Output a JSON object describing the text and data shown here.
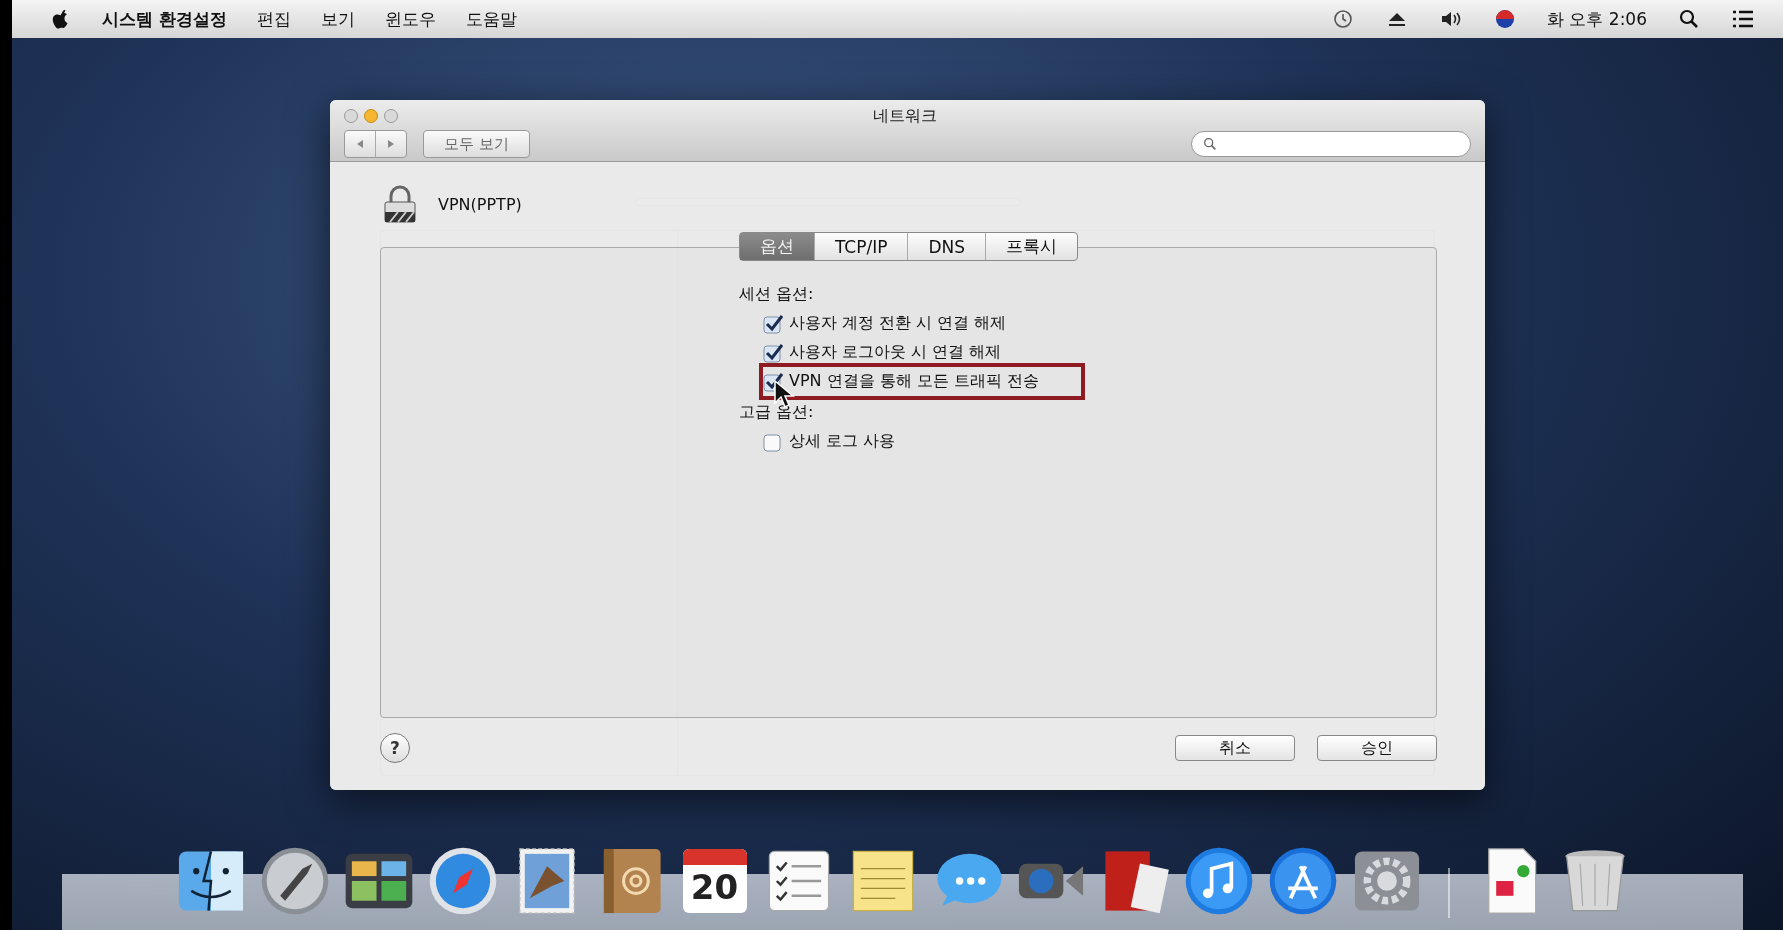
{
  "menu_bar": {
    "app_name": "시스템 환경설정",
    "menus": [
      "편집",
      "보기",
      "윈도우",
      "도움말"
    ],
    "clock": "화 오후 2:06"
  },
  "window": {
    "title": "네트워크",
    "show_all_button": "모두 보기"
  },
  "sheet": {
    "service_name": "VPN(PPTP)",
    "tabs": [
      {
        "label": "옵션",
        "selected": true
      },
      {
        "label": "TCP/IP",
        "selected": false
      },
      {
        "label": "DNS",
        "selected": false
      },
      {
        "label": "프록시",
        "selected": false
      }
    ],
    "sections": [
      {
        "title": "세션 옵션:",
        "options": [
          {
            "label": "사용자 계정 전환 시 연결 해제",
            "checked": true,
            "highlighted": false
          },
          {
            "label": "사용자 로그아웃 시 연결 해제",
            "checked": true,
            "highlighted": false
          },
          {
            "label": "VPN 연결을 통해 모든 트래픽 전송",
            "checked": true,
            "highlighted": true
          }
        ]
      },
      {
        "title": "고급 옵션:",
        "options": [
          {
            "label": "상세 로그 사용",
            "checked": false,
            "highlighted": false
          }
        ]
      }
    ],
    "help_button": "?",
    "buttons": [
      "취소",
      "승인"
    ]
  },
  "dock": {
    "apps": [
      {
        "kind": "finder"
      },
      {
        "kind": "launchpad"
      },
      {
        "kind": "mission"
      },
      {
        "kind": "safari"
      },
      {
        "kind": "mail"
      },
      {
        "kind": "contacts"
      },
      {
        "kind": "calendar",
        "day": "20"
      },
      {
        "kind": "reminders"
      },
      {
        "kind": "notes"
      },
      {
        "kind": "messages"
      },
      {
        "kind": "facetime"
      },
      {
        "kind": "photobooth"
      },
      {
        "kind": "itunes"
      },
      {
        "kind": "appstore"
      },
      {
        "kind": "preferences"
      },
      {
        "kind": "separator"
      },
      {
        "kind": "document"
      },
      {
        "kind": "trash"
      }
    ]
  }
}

---

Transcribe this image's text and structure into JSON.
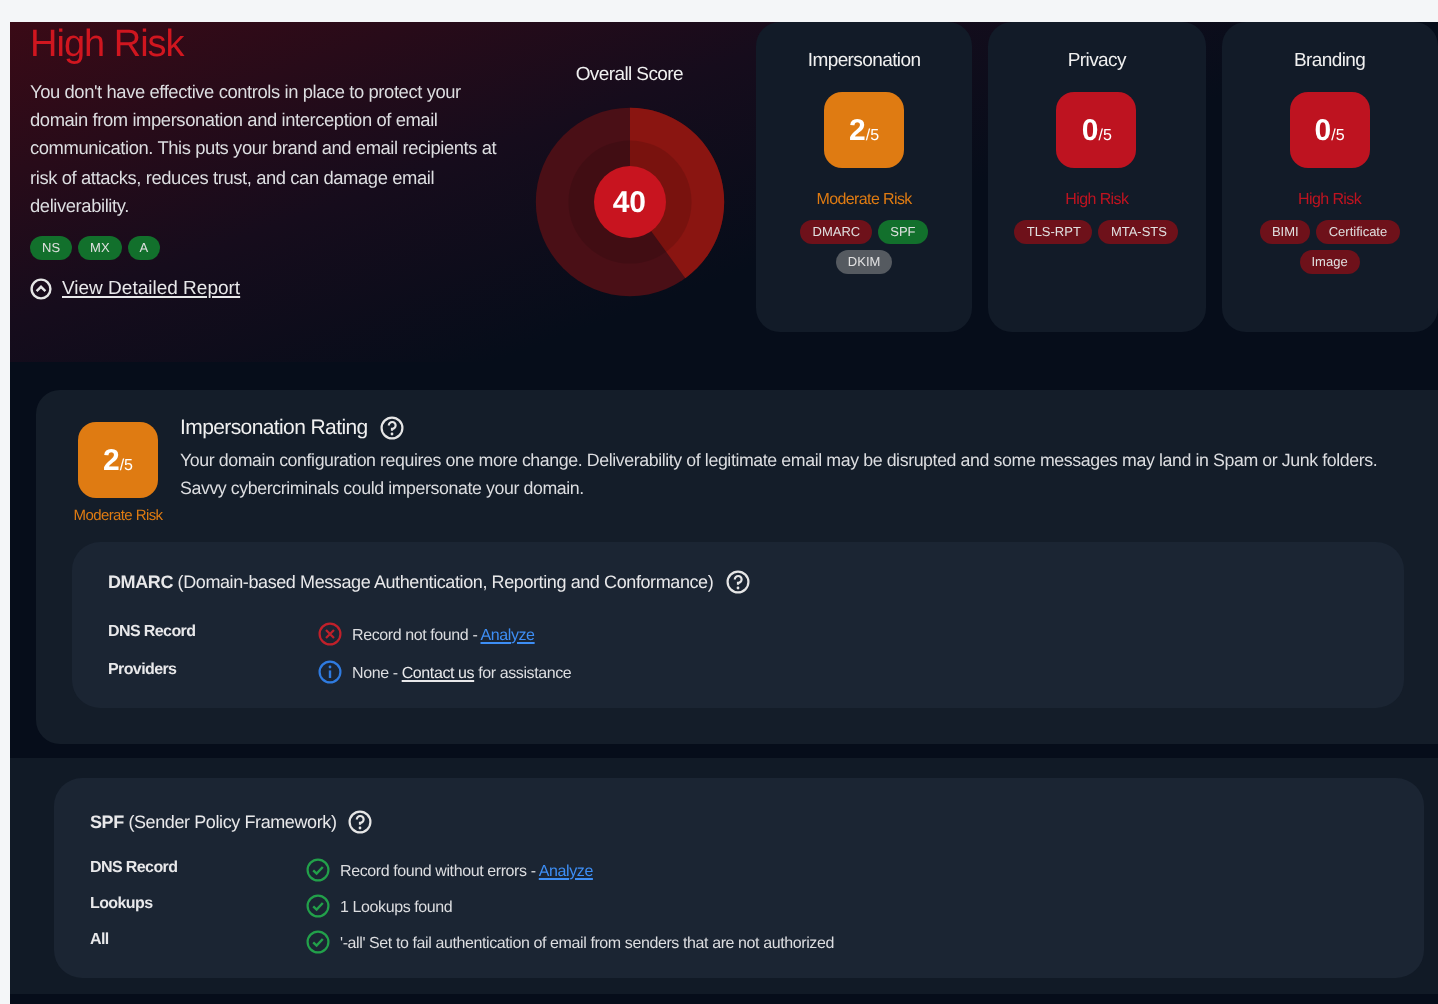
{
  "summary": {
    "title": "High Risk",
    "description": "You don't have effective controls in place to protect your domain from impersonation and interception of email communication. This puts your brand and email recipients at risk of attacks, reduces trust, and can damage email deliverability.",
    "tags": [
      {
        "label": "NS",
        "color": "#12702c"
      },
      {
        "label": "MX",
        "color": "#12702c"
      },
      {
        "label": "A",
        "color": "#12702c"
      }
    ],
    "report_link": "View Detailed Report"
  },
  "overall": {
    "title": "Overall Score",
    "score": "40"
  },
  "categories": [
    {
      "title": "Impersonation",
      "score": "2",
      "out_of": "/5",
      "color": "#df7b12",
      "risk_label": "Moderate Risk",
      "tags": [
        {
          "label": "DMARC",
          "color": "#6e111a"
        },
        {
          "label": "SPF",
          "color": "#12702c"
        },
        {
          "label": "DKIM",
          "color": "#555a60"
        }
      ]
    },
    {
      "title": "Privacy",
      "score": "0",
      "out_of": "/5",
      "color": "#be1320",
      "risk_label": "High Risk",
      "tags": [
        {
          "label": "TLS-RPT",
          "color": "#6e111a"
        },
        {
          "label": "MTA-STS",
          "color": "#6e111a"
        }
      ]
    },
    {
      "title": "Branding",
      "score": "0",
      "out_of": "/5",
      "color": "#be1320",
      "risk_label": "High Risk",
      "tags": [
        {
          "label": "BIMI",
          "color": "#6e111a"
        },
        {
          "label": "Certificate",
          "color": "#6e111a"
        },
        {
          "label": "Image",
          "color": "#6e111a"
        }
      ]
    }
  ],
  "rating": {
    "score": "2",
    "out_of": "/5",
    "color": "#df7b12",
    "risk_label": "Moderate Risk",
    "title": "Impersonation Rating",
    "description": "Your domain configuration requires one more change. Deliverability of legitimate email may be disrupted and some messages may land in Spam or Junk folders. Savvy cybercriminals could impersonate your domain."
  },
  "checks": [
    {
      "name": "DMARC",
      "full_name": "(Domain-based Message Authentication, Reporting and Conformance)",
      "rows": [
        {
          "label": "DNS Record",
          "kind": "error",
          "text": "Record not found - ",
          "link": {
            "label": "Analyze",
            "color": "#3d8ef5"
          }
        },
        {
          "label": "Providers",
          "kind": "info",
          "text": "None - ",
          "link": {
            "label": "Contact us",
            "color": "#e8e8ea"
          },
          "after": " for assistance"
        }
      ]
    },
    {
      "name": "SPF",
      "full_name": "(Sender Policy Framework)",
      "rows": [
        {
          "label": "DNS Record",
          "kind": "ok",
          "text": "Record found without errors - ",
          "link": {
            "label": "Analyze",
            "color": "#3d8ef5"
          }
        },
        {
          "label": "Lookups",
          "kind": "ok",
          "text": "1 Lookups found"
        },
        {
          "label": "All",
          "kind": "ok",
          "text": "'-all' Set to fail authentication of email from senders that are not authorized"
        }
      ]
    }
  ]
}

* Task instructions: Say how many lines contain "description", and give nothing but that number.

* Solution to this task: 2